### [Trecho do texto]
===
RONDONÓPOLIS (MT) — Uma discussão política em um grupo de WhatsApp acabou saindo da tela do celular para parar no banco dos réus. A Justiça de Rondonópolis condenou Glaucia Gomes Albertino pelos crimes de difamação e injúria contra Maria da Conceição Rodrigues Bezerra (Dona Tatá), após uma sequência de ofensas publicadas no grupo “Sem Censura”. A sentença foi assinada pelo juiz Wagner Plaza Machado Junior, do 2º Juizado Especial.
O caso começou depois que Maria da Conceição publicou no grupo uma foto pública do deputado estadual Thiago Silva ao lado da esposa, acompanhada da frase: “Deputado Thiago Silva é casado e muito bem-casado.”
A publicação provocou a reação de Glaucia, que passou a disparar áudios e mensagens contra Maria. Segundo a sentença, ela utilizou palavrões, xingamentos e expressões ofensivas, chamando a vítima de “safada”, “fuxiqueira”, entre outras palavras consideradas ofensivas, além de fazer comentários humilhantes diante de dezenas de participantes do grupo.
Durante o processo, a defesa alegou que a acusada sofre de transtorno afetivo bipolar e pediu sua absolvição ou o perdão judicial. O juiz rejeitou os argumentos por falta de prova pericial e destacou que a ré demonstrou plena capacidade de compreensão durante a audiência.
===
Dados de análise de layout de documentos
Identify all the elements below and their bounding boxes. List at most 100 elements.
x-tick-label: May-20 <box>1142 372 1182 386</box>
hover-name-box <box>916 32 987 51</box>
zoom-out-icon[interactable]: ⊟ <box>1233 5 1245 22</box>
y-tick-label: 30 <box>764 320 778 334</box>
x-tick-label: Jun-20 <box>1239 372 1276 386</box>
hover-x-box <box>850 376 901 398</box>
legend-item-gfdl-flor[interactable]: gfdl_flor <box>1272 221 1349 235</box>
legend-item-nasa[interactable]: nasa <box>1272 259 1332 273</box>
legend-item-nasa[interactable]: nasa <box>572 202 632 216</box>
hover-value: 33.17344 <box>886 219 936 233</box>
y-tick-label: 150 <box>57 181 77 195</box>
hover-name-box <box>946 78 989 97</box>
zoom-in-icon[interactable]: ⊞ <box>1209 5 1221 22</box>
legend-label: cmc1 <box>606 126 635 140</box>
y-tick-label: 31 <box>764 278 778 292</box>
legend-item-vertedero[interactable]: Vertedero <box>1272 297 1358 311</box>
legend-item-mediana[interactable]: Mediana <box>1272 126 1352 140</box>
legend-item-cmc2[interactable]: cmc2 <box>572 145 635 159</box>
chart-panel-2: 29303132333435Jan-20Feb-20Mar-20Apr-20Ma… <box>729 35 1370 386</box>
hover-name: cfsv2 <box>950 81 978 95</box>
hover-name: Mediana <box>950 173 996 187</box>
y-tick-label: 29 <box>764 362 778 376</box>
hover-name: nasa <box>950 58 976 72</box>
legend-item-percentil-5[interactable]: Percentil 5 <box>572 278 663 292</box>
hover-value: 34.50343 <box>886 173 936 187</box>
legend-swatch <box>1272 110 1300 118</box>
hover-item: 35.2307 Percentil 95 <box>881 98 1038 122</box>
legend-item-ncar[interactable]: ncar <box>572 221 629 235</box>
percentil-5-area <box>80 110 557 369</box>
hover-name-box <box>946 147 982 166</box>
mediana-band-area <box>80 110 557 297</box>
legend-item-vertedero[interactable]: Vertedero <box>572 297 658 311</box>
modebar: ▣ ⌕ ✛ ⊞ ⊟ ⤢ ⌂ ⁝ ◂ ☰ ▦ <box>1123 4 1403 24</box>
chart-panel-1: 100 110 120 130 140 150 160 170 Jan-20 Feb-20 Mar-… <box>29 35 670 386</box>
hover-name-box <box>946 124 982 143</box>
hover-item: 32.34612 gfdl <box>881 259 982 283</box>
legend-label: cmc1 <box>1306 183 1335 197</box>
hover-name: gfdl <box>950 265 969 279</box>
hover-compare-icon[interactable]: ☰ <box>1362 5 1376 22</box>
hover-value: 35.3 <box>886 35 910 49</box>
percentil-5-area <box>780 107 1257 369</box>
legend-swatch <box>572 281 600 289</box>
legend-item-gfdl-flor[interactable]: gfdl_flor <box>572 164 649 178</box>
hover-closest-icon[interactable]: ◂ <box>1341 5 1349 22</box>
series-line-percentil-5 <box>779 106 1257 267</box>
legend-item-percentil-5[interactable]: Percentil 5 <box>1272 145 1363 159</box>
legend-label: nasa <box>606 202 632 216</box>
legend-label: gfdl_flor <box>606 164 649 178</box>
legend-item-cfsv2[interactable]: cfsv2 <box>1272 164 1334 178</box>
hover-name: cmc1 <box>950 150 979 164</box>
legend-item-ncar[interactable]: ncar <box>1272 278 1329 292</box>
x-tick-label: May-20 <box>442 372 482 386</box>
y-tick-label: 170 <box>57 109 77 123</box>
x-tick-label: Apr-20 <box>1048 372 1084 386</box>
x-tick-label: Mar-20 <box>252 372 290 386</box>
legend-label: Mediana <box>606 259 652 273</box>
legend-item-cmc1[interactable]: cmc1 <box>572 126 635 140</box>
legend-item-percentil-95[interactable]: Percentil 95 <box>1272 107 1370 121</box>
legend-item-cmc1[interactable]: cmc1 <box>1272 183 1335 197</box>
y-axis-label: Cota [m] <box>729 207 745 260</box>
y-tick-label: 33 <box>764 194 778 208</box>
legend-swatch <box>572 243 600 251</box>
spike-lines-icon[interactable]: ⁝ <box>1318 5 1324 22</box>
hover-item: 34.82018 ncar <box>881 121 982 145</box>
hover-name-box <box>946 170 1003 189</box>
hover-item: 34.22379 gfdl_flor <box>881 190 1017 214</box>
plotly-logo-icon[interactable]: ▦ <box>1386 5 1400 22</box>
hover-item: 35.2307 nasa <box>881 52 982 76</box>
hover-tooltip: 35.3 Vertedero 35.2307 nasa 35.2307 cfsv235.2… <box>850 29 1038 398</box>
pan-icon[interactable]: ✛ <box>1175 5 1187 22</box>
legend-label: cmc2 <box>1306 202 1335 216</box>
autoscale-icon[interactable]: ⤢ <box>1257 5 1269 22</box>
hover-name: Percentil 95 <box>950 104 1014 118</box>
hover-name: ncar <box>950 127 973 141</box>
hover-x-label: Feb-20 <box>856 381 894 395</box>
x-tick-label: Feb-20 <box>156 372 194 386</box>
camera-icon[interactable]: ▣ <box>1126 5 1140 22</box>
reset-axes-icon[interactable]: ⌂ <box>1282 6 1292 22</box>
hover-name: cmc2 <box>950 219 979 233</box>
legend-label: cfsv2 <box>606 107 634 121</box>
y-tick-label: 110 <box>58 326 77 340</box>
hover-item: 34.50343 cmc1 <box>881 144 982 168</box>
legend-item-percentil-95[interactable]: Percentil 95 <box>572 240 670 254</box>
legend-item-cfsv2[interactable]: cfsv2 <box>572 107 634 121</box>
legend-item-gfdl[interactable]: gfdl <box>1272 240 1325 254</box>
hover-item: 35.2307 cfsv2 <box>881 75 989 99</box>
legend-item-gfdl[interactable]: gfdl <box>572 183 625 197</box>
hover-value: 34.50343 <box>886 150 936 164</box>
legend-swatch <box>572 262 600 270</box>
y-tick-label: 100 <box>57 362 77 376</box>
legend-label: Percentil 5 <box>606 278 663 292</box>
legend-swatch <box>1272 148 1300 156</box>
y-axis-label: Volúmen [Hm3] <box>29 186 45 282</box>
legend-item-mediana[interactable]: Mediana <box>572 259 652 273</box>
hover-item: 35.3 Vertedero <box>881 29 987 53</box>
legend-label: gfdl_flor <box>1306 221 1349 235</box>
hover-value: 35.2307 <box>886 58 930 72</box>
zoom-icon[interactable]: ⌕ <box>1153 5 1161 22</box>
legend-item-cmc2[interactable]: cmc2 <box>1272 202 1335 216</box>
===
Continue a notícia sobre a condenação por ofensas em um grupo de WhatsApp em Rondonópolis, começando logo depois do último parágrafo apresentado.

### [Resposta abaixo]
Na decisão, o magistrado afirmou que a discussão política jamais justificaria os ataques pessoais. Pelo contrário. Considerou que as ofensas tiveram a intenção clara de atingir a honra da vítima e classificou a motivação como fútil, justamente porque tudo começou após um simples comentário envolvendo o deputado.
Outro ponto destacado na sentença foi o uso do WhatsApp. Para o juiz, o aplicativo potencializou a divulgação das ofensas, já que as mensagens foram compartilhadas na presença de várias pessoas, fator que aumentou a pena prevista na legislação.
Ao final, a acusada foi condenada por difamação e injúria. A pena de prisão foi substituída por prestação de serviços à comunidade. Além disso, ela deverá pagar R$ 3 mil de indenização por danos morais. A sentença também prevê a suspensão dos direitos políticos após o trânsito em julgado e o pagamento das custas processuais.